Texte source:
▬▬▬▬▬▬
Légitimation active
Asset Purchase Agreement et action contre l’administrateur
Lukaz Samb
Dans l’arrêt 4A_36/2021 destiné à la publication, le Tribunal fédéral s’est penché sur la question de la légitimation active du créancier dans le cadre d’une action en responsabilité (art. 754 CO). Il s’est interrogé, à titre incident, sur les effets de la cession de créances et les conséquences qui en découlent pour le titulaire initial de la prétention.
Une société d’investissement à capital variable, sise aux Îles Caïmans, détient plusieurs sous-fonds. Ces sous-fonds sont autonomes, mais n’ont pas la personnalité juridique. Un de ces sous-fonds participe à des projets immobiliers en Afrique (ci-après : le sous-fonds).
En 2011, la société conclut un Administrative Services Agreement (ci-après : l’accord) avec une société de gestion suisse. Sur la base de cet accord, la société de gestion est nommée administratrice et chargée de la gestion du sous-fonds.
La même année, 25 unités du sous-fonds sont vendues à une Banque nationale étrangère africaine pour un montant de CHF 25’000’000.-. La Banque nationale étrangère s’exécute par l’intermédiaire de son représentant suisse.
▬▬▬▬▬▬
Enregistrements fournis:
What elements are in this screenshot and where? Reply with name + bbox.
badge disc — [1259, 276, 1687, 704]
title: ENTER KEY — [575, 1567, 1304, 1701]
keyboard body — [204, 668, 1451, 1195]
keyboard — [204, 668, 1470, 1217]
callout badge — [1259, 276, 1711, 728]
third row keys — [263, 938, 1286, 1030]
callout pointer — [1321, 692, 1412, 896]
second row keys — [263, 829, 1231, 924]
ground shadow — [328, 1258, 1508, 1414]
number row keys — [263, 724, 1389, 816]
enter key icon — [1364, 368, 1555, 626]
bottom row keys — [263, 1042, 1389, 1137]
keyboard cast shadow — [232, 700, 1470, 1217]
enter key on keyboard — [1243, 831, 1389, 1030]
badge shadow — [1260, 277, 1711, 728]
▬▬▬▬▬▬
Consignes:
**a.** Reproduisez le texte source dans son intégralité, sans y apporter la moindre modification.
**b.** Donnez toutes les lignes des enregistrements sous forme de tableau Markdown, avec une colonne « Numéro » et une colonne « Ligne d'enregistrement », en laissant de côté les lignes vides.
Les enregistrements n'ont aucun lien avec le texte source.

Réponses fournies:
**a.**
Légitimation active
Asset Purchase Agreement et action contre l’administrateur
Lukaz Samb
Dans l’arrêt 4A_36/2021 destiné à la publication, le Tribunal fédéral s’est penché sur la question de la légitimation active du créancier dans le cadre d’une action en responsabilité (art. 754 CO). Il s’est interrogé, à titre incident, sur les effets de la cession de créances et les conséquences qui en découlent pour le titulaire initial de la prétention.
Une société d’investissement à capital variable, sise aux Îles Caïmans, détient plusieurs sous-fonds. Ces sous-fonds sont autonomes, mais n’ont pas la personnalité juridique. Un de ces sous-fonds participe à des projets immobiliers en Afrique (ci-après : le sous-fonds).
En 2011, la société conclut un Administrative Services Agreement (ci-après : l’accord) avec une société de gestion suisse. Sur la base de cet accord, la société de gestion est nommée administratrice et chargée de la gestion du sous-fonds.
La même année, 25 unités du sous-fonds sont vendues à une Banque nationale étrangère africaine pour un montant de CHF 25’000’000.-. La Banque nationale étrangère s’exécute par l’intermédiaire de son représentant suisse.

**b.**
| Numéro | Ligne d'enregistrement |
|---|---|
| 1 | What elements are in this screenshot and where? Reply with name + bbox. |
| 2 | badge disc — [1259, 276, 1687, 704] |
| 3 | title: ENTER KEY — [575, 1567, 1304, 1701] |
| 4 | keyboard body — [204, 668, 1451, 1195] |
| 5 | keyboard — [204, 668, 1470, 1217] |
| 6 | callout badge — [1259, 276, 1711, 728] |
| 7 | third row keys — [263, 938, 1286, 1030] |
| 8 | callout pointer — [1321, 692, 1412, 896] |
| 9 | second row keys — [263, 829, 1231, 924] |
| 10 | ground shadow — [328, 1258, 1508, 1414] |
| 11 | number row keys — [263, 724, 1389, 816] |
| 12 | enter key icon — [1364, 368, 1555, 626] |
| 13 | bottom row keys — [263, 1042, 1389, 1137] |
| 14 | keyboard cast shadow — [232, 700, 1470, 1217] |
| 15 | enter key on keyboard — [1243, 831, 1389, 1030] |
| 16 | badge shadow — [1260, 277, 1711, 728] |